-- START OF TASK DATA --

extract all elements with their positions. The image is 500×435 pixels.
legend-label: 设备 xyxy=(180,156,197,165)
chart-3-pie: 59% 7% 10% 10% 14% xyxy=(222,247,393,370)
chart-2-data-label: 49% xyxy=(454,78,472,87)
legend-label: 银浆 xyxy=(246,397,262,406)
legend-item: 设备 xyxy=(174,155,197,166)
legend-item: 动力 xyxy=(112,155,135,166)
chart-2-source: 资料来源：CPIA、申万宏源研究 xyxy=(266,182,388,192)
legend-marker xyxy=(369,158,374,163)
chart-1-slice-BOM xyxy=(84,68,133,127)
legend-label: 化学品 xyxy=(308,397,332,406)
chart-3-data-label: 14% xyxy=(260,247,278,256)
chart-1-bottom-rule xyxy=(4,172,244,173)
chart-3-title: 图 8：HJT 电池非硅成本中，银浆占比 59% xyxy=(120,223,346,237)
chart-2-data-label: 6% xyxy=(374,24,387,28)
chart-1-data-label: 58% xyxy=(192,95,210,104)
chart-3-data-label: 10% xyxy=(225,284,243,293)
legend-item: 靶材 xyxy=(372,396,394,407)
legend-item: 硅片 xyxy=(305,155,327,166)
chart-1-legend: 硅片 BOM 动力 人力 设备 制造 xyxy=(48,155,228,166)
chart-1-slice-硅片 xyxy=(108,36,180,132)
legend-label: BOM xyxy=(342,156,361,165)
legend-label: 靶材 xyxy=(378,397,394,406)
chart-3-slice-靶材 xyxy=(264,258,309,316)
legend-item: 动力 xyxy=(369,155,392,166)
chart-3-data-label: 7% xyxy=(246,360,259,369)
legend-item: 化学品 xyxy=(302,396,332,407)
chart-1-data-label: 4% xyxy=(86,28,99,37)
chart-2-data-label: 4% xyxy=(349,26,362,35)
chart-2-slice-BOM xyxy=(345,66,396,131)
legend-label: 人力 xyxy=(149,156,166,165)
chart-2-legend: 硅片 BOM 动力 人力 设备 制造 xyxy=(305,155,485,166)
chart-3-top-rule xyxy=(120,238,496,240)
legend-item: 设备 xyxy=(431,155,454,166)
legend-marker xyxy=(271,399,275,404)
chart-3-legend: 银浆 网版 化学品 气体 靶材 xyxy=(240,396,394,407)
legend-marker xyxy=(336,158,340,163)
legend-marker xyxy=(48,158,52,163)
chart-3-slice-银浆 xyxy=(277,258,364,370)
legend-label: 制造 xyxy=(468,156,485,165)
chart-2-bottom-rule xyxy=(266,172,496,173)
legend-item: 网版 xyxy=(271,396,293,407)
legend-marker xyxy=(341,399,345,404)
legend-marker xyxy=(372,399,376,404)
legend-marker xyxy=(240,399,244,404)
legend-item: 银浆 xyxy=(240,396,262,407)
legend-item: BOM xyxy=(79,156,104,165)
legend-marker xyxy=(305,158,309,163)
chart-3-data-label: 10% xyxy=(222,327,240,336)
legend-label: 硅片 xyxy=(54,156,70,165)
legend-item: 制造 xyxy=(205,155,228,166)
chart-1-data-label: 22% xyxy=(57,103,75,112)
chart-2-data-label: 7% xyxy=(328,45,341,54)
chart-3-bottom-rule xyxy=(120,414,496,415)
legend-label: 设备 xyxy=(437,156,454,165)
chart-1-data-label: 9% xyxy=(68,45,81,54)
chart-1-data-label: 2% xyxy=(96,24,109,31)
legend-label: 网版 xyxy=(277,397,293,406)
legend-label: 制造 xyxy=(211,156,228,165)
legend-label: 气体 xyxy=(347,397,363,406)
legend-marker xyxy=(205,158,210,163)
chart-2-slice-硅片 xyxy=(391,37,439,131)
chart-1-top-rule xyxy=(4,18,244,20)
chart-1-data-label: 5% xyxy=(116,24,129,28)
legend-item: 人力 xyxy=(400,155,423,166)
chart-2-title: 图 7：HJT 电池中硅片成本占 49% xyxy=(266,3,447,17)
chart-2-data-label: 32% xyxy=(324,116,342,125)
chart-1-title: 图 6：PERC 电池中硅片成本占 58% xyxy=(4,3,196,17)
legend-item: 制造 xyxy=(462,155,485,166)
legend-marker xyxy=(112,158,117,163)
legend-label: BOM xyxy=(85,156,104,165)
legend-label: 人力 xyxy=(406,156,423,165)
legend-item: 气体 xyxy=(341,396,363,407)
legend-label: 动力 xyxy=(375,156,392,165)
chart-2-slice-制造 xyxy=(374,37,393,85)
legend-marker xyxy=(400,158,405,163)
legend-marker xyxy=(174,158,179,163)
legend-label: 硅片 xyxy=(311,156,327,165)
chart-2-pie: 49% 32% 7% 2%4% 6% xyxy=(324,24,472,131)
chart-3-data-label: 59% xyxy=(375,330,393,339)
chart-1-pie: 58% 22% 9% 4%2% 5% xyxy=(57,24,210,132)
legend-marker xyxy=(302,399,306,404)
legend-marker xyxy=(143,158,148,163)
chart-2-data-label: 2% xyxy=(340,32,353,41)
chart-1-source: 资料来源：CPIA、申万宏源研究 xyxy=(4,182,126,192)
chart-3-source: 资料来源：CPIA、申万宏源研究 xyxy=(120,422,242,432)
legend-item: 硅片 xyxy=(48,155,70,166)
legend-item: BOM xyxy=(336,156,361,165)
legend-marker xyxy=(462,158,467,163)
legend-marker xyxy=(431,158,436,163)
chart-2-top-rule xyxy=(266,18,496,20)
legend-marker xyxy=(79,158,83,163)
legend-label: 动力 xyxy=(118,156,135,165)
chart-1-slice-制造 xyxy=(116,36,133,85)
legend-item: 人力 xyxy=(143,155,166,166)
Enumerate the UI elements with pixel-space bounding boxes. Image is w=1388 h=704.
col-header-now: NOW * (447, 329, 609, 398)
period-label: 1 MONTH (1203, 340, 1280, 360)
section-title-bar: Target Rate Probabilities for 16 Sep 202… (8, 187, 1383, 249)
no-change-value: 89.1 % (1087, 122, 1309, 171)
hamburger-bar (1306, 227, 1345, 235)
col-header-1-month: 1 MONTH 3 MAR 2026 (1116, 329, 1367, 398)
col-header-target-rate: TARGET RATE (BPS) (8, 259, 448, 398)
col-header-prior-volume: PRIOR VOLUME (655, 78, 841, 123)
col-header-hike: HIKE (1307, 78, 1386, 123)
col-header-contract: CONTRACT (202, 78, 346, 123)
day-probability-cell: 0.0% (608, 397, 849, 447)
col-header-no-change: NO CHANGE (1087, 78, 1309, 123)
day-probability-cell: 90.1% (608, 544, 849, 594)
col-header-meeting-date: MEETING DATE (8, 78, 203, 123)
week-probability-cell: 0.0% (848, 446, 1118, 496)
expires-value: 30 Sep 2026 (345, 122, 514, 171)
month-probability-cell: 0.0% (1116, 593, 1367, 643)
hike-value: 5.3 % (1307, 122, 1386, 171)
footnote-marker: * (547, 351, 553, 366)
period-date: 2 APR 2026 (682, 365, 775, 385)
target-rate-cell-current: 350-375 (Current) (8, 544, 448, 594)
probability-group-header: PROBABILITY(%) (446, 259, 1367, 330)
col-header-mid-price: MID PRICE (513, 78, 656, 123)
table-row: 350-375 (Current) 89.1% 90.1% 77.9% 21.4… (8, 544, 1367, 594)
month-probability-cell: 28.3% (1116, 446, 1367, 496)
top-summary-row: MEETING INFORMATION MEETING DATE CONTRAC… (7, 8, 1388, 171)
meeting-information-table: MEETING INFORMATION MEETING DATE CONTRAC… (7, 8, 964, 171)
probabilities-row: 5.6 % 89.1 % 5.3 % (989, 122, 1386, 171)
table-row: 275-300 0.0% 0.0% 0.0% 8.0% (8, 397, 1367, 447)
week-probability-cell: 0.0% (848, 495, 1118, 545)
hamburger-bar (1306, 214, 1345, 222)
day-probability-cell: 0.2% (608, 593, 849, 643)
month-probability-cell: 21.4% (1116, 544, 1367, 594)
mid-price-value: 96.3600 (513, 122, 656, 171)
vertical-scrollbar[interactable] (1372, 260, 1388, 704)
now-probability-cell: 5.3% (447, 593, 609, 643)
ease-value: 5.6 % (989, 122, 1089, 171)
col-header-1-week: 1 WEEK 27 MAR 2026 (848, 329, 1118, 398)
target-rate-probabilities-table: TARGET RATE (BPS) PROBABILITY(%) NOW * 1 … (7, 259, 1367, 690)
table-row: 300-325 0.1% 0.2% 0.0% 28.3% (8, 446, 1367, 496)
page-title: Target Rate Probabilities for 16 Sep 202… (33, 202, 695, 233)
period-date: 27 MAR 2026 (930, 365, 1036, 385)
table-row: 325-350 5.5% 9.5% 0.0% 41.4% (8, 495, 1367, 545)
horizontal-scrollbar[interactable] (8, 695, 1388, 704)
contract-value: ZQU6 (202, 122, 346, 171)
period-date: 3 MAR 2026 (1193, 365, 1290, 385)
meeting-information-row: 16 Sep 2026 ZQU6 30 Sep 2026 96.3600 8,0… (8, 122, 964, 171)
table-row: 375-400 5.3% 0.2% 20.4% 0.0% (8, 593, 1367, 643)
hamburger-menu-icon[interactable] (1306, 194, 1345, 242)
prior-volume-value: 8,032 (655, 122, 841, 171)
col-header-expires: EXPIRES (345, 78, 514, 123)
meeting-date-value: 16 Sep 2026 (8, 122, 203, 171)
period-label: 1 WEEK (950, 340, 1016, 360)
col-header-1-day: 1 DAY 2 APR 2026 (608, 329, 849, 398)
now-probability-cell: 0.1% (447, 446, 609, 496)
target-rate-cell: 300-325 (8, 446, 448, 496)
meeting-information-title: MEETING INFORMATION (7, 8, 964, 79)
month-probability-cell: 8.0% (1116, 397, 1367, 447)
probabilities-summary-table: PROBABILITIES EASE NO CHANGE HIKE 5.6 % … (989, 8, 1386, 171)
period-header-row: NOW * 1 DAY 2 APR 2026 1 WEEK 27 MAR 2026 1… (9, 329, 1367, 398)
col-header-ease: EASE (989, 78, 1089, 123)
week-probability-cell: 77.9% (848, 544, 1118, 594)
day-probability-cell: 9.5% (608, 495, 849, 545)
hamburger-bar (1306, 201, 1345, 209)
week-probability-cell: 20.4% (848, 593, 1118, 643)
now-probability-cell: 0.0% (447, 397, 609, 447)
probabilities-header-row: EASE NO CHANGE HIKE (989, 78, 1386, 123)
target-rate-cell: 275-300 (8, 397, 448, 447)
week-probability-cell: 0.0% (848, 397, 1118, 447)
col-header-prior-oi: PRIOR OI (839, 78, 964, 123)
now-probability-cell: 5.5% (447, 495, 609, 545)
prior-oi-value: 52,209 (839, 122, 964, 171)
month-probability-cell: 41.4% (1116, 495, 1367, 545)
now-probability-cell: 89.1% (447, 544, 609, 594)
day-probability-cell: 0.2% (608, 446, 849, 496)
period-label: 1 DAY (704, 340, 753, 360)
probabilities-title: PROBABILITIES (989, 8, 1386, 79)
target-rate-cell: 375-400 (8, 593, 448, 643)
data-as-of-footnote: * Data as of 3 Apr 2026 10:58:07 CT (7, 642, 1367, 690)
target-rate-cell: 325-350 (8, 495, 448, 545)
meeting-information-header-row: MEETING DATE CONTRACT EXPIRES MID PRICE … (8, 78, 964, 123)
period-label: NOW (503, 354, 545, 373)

-- END OF TASK DATA --

● WHAT THE EXERCISE ASKS:
Rewrite everything from the start of the records down to the line containing "chart-2-legend: 硅片 BOM", swapping "legend-label" for "legend-caption" and leaving all else unchanged.

● THE RESPONSE:
extract all elements with their positions. The image is 500×435 pixels.
legend-caption: 设备 xyxy=(180,156,197,165)
chart-3-pie: 59% 7% 10% 10% 14% xyxy=(222,247,393,370)
chart-2-data-label: 49% xyxy=(454,78,472,87)
legend-caption: 银浆 xyxy=(246,397,262,406)
legend-item: 设备 xyxy=(174,155,197,166)
legend-item: 动力 xyxy=(112,155,135,166)
chart-2-source: 资料来源：CPIA、申万宏源研究 xyxy=(266,182,388,192)
legend-marker xyxy=(369,158,374,163)
chart-1-slice-BOM xyxy=(84,68,133,127)
legend-caption: 化学品 xyxy=(308,397,332,406)
chart-3-data-label: 14% xyxy=(260,247,278,256)
chart-1-bottom-rule xyxy=(4,172,244,173)
chart-3-title: 图 8：HJT 电池非硅成本中，银浆占比 59% xyxy=(120,223,346,237)
chart-2-data-label: 6% xyxy=(374,24,387,28)
chart-1-data-label: 58% xyxy=(192,95,210,104)
chart-3-data-label: 10% xyxy=(225,284,243,293)
legend-item: 靶材 xyxy=(372,396,394,407)
legend-item: 硅片 xyxy=(305,155,327,166)
chart-1-legend: 硅片 BOM 动力 人力 设备 制造 xyxy=(48,155,228,166)
chart-1-slice-硅片 xyxy=(108,36,180,132)
legend-caption: BOM xyxy=(342,156,361,165)
legend-caption: 靶材 xyxy=(378,397,394,406)
chart-3-slice-靶材 xyxy=(264,258,309,316)
legend-item: 动力 xyxy=(369,155,392,166)
chart-3-data-label: 7% xyxy=(246,360,259,369)
legend-item: 化学品 xyxy=(302,396,332,407)
chart-1-data-label: 4% xyxy=(86,28,99,37)
chart-2-data-label: 4% xyxy=(349,26,362,35)
chart-2-slice-BOM xyxy=(345,66,396,131)
legend-caption: 人力 xyxy=(149,156,166,165)
chart-2-legend: 硅片 BOM 动力 人力 设备 制造 xyxy=(305,155,485,166)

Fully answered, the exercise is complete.